## Available data
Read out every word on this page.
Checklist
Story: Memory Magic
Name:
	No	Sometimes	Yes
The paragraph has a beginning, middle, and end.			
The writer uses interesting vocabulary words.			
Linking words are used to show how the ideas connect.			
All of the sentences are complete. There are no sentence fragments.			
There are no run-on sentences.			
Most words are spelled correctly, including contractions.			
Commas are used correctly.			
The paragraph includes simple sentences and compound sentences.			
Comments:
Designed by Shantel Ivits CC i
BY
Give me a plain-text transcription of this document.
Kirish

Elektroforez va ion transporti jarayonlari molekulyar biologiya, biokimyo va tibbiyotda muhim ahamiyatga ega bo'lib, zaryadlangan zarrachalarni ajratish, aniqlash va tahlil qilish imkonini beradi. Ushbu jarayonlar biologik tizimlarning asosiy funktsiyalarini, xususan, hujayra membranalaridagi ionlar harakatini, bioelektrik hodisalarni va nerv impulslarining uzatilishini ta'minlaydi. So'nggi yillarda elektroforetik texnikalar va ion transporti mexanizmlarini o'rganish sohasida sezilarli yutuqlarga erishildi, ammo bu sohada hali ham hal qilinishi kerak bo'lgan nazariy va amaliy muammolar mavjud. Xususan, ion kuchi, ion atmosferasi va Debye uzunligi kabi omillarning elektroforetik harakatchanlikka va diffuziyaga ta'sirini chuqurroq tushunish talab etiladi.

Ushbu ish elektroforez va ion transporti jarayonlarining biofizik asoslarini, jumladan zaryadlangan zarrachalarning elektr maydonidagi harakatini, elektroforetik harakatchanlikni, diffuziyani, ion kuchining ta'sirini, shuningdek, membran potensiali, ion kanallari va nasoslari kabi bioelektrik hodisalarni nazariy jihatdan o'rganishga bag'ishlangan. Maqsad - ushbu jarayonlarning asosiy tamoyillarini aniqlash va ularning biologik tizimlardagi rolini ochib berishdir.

## Task prompt
Pick out the lines that contain "sentences" and copy them.

## The completed task
All of the sentences are complete. There are no sentence fragments.			
There are no run-on sentences.			
The paragraph includes simple sentences and compound sentences.			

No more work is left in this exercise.